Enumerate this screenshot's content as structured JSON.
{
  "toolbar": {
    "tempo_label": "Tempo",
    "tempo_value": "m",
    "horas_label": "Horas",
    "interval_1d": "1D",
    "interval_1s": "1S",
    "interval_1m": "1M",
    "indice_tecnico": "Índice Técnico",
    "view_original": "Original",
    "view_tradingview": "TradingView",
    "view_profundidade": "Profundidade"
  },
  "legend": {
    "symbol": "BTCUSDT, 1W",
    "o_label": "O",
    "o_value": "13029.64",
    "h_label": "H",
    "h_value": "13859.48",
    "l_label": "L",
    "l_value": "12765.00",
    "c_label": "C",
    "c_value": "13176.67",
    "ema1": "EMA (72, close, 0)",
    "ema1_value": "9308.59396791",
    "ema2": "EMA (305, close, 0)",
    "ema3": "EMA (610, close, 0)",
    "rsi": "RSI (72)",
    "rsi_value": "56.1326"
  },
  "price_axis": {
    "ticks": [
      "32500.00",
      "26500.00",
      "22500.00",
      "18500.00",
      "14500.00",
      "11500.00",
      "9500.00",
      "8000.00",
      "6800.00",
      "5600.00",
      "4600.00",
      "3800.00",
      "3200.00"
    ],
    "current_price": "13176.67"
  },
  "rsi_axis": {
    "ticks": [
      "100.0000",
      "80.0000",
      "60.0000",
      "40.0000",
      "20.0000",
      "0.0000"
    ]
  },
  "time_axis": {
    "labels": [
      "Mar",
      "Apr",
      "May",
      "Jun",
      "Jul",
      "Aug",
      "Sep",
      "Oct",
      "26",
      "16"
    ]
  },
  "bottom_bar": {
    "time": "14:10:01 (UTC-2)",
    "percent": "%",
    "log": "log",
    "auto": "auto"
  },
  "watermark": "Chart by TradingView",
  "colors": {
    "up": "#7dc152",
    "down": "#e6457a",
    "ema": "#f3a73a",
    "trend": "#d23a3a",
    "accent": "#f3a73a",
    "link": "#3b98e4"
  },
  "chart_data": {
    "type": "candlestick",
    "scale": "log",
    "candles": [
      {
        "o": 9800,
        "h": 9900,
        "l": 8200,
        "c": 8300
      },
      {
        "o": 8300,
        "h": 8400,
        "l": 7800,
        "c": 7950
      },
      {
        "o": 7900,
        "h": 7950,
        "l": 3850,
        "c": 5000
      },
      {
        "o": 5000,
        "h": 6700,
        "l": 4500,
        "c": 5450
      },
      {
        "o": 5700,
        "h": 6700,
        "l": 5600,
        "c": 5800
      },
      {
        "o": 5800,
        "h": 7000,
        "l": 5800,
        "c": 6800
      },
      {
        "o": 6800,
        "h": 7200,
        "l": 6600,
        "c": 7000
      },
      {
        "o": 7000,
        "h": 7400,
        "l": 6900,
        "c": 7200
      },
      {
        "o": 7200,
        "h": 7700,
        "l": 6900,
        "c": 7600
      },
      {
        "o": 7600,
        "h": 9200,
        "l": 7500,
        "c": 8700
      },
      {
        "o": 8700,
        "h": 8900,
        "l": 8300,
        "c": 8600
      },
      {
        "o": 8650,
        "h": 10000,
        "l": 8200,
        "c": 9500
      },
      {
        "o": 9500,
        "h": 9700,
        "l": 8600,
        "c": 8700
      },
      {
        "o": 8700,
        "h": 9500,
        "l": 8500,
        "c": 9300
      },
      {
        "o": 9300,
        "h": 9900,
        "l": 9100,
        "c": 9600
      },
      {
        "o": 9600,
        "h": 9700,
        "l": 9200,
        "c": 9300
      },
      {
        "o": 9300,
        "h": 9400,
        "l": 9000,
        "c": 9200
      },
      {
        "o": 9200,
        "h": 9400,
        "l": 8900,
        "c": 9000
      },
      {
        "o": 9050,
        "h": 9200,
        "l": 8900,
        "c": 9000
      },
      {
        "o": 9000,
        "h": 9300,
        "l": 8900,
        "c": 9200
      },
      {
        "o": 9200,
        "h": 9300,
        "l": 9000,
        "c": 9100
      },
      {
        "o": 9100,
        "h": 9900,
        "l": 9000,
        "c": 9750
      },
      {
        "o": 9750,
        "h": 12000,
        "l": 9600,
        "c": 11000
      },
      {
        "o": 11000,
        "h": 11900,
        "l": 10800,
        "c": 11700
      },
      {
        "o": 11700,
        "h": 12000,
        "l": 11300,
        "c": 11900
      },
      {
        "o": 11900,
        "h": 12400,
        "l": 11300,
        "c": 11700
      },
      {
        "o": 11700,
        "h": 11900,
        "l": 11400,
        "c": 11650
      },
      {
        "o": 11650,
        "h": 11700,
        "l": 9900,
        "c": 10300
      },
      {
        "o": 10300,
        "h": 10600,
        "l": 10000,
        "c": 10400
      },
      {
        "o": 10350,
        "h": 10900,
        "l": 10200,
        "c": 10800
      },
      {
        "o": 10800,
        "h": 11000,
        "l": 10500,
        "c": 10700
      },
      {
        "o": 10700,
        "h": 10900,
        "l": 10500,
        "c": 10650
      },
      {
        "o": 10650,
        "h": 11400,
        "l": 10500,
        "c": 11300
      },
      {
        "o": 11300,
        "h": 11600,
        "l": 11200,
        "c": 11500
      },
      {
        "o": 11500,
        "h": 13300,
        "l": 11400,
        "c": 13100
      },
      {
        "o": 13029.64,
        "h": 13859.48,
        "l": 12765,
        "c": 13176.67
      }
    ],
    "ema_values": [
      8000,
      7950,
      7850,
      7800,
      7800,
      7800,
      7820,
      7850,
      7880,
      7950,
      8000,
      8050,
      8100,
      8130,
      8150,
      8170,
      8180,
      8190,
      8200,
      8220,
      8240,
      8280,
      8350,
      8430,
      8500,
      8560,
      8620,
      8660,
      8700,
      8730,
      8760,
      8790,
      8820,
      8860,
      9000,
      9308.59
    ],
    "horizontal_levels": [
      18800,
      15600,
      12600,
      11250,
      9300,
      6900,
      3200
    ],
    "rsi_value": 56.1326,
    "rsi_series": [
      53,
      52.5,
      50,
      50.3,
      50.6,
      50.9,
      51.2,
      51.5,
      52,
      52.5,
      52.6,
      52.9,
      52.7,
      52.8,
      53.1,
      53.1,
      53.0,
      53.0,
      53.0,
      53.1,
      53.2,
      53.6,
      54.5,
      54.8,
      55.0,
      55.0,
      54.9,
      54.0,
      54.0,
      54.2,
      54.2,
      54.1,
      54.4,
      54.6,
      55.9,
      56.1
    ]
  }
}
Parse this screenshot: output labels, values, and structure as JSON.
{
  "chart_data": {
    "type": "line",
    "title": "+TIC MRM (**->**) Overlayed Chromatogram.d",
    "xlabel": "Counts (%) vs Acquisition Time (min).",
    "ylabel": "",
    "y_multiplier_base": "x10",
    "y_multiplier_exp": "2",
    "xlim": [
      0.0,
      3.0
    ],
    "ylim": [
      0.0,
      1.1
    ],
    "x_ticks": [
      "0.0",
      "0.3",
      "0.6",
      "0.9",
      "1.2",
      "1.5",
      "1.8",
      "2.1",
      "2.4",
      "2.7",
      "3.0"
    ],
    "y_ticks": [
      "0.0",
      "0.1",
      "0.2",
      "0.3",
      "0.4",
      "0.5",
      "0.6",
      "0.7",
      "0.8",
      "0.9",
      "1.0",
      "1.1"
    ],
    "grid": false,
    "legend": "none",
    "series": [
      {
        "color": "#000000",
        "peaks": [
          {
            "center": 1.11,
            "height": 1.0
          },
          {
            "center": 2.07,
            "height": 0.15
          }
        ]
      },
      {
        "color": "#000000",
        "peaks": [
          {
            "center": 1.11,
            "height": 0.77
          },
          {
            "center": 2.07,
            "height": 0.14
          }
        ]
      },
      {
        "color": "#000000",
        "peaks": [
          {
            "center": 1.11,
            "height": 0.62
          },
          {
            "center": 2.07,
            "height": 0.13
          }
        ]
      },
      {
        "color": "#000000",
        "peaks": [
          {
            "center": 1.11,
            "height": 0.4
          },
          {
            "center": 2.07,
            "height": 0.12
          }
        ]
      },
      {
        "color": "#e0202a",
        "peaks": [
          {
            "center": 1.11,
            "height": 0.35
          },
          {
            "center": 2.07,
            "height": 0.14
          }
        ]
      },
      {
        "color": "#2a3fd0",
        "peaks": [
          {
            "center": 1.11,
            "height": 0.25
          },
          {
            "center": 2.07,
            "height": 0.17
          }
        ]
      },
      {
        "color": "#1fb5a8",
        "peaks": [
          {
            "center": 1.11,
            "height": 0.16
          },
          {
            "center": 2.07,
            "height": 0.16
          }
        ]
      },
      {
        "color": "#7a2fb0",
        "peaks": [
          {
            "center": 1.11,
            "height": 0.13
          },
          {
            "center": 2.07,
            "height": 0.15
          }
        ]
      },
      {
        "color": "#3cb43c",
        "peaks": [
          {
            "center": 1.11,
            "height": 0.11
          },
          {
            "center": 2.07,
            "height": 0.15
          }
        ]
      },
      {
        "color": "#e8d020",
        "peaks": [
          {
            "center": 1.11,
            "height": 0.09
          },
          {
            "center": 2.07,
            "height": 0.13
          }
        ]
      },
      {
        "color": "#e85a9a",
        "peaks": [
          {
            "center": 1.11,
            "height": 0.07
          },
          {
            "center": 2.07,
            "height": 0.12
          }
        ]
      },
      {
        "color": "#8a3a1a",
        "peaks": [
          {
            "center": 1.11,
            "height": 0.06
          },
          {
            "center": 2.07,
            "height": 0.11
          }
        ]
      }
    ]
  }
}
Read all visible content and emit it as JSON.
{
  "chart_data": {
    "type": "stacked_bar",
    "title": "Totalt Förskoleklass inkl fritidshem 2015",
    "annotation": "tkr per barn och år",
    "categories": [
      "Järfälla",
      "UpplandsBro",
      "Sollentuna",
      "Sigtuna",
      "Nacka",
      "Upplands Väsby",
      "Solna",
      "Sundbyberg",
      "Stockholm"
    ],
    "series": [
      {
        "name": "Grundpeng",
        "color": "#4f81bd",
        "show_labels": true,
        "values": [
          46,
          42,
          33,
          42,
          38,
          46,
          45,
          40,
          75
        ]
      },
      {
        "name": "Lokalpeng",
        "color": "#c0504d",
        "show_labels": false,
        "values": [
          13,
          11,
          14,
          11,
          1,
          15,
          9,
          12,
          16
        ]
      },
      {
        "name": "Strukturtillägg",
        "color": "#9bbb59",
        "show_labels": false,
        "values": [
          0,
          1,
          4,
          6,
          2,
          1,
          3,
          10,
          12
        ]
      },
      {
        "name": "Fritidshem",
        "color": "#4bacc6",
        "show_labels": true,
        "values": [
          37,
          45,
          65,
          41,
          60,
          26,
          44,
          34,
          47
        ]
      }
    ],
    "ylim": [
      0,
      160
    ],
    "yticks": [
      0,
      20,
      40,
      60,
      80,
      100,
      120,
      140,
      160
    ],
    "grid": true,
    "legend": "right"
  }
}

Given task: Tally every line of the data that holds the word "content" and write the count alone.

Worked answer: 2